GOAL | The records that follow are to be repeated exactly, with the pictures removed.

DATA SHOWN |
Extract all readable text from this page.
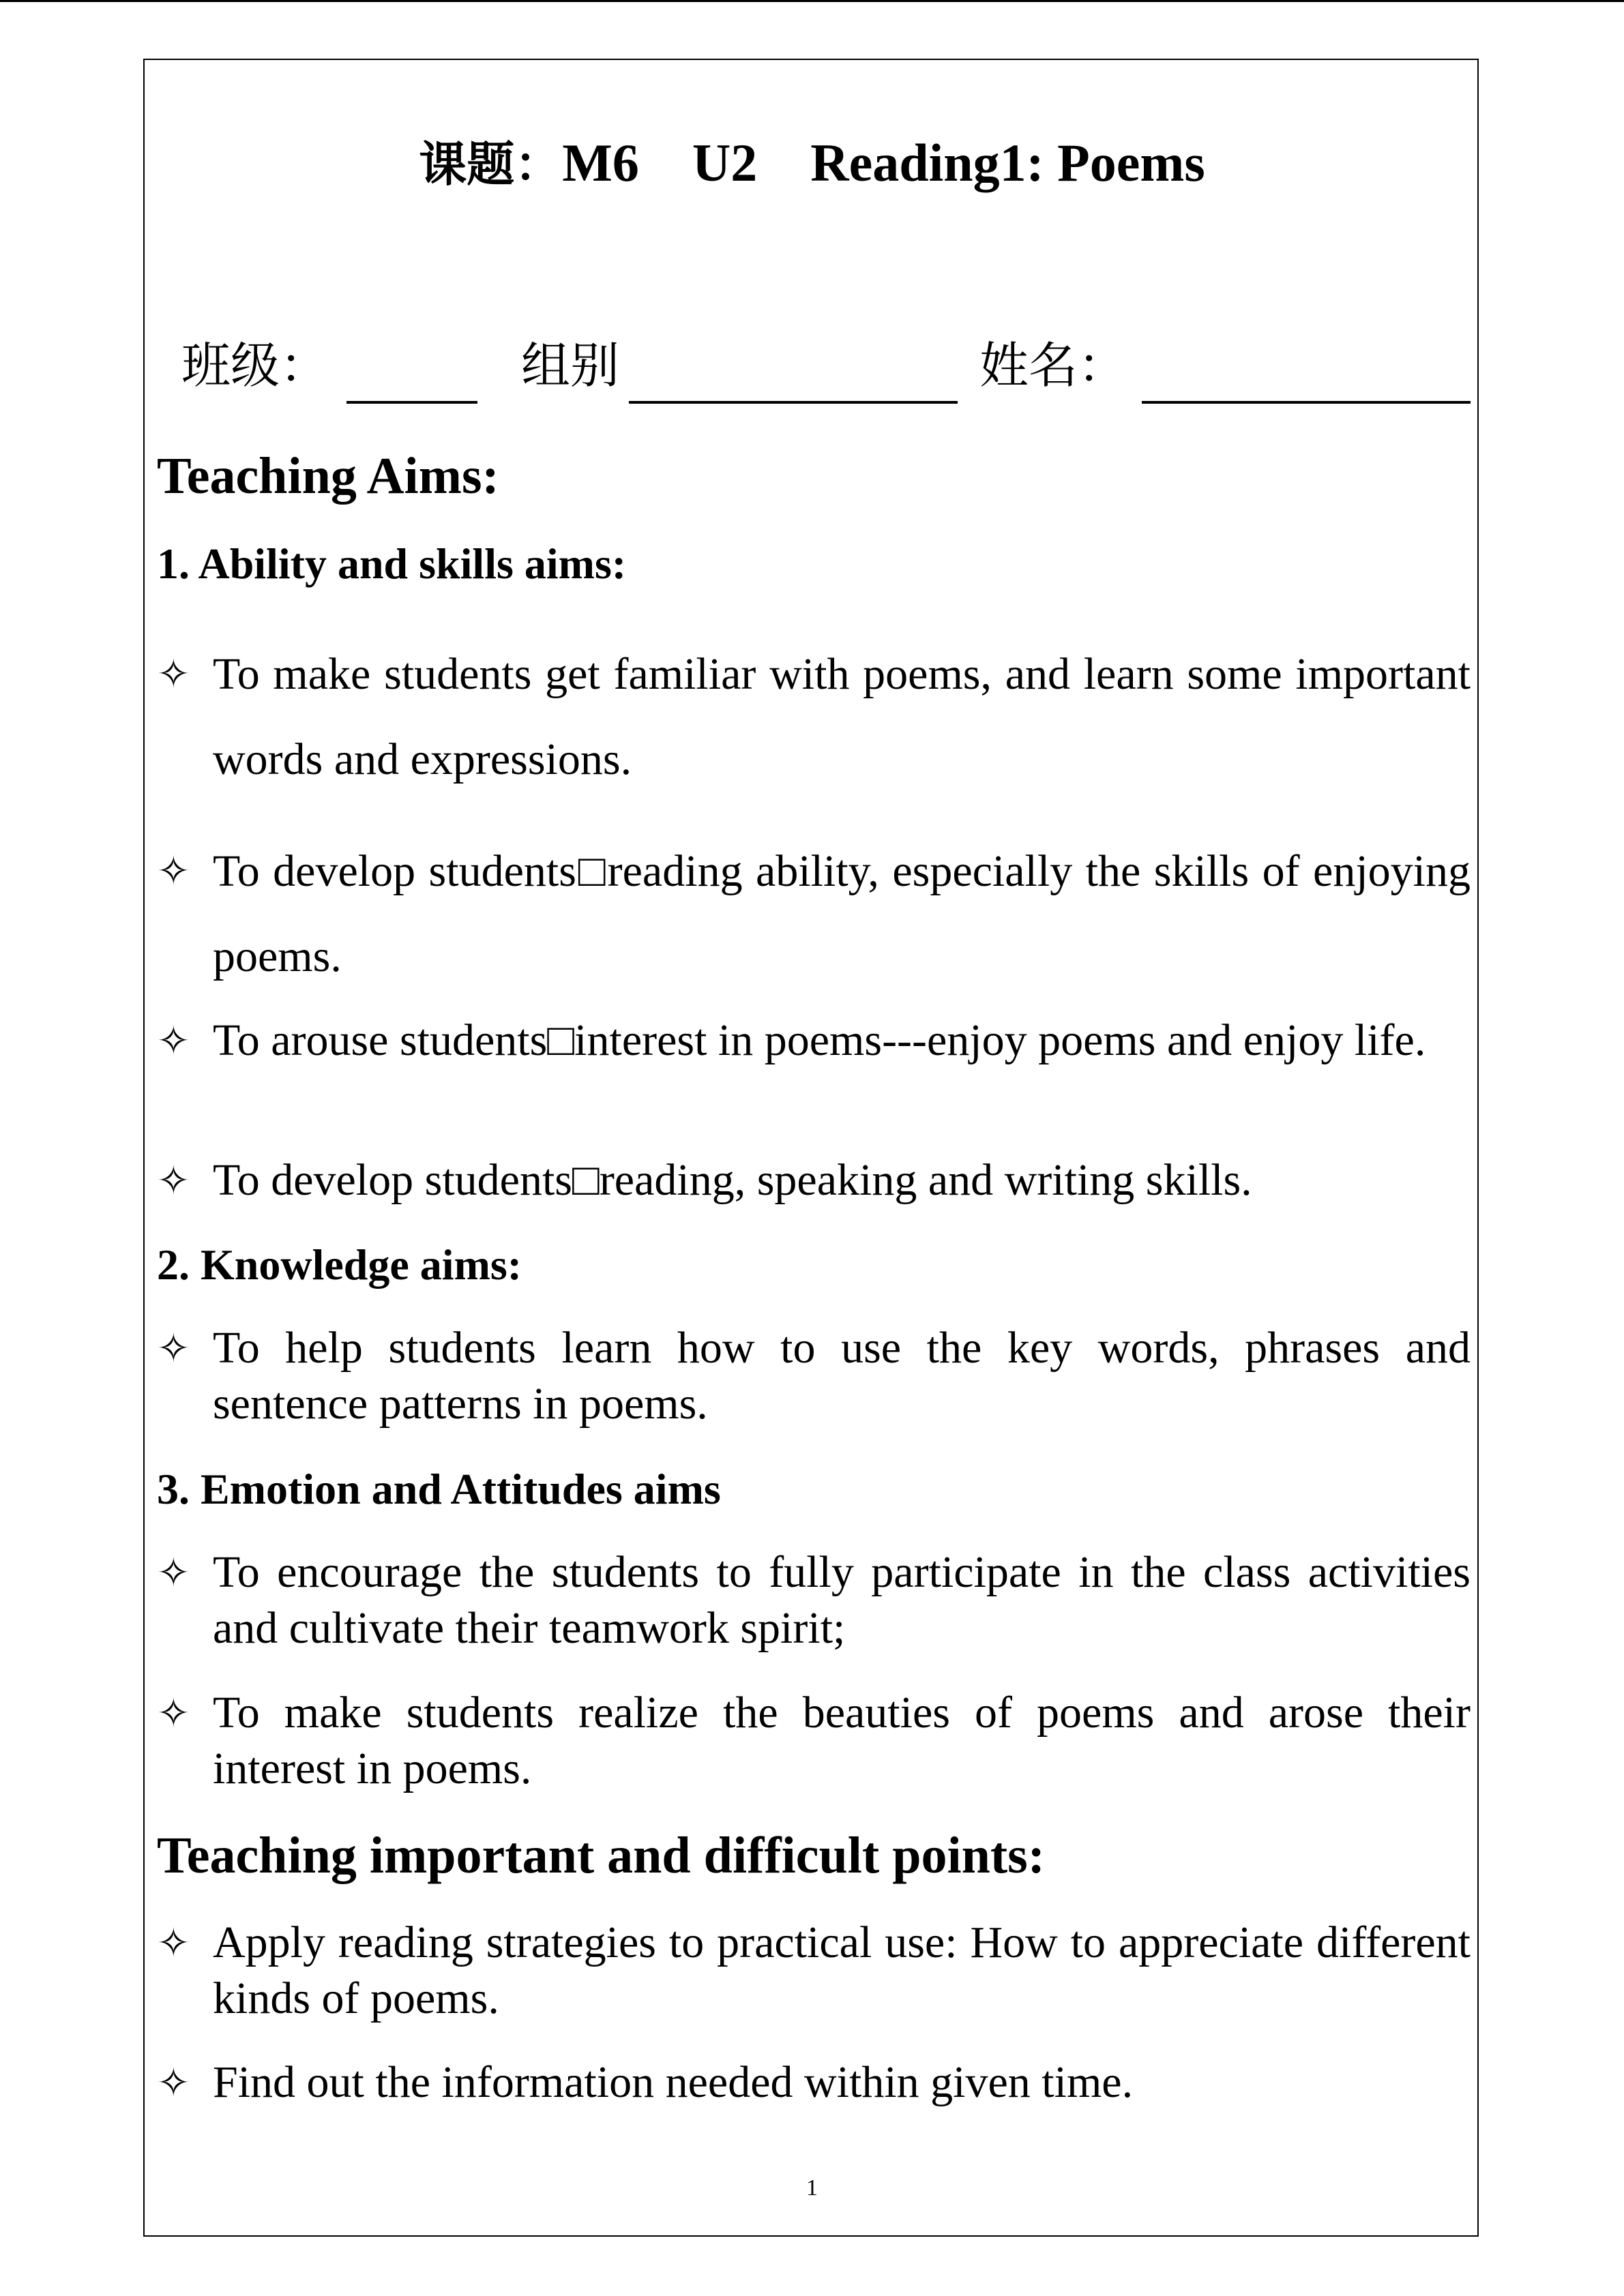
课题：M6    U2    Reading1: Poems
班级：	组别	姓名：
Teaching Aims:
1. Ability and skills aims:
✧ To make students get familiar with poems, and learn some important words and expressions.
✧ To develop students□reading ability, especially the skills of enjoying poems.
✧ To arouse students□interest in poems---enjoy poems and enjoy life.
✧ To develop students□reading, speaking and writing skills.
2. Knowledge aims:
✧ To help students learn how to use the key words, phrases and sentence patterns in poems.
3. Emotion and Attitudes aims
✧ To encourage the students to fully participate in the class activities and cultivate their teamwork spirit;
✧ To make students realize the beauties of poems and arose their interest in poems.
Teaching important and difficult points:
✧ Apply reading strategies to practical use: How to appreciate different kinds of poems.
✧ Find out the information needed within given time.
1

FINISHED ANSWER |
Extract all readable text from this page.
课题：M6    U2    Reading1: Poems
班级：	组别	姓名：
Teaching Aims:
1. Ability and skills aims:
✧ To make students get familiar with poems, and learn some important words and expressions.
✧ To develop students□reading ability, especially the skills of enjoying poems.
✧ To arouse students□interest in poems---enjoy poems and enjoy life.
✧ To develop students□reading, speaking and writing skills.
2. Knowledge aims:
✧ To help students learn how to use the key words, phrases and sentence patterns in poems.
3. Emotion and Attitudes aims
✧ To encourage the students to fully participate in the class activities and cultivate their teamwork spirit;
✧ To make students realize the beauties of poems and arose their interest in poems.
Teaching important and difficult points:
✧ Apply reading strategies to practical use: How to appreciate different kinds of poems.
✧ Find out the information needed within given time.
1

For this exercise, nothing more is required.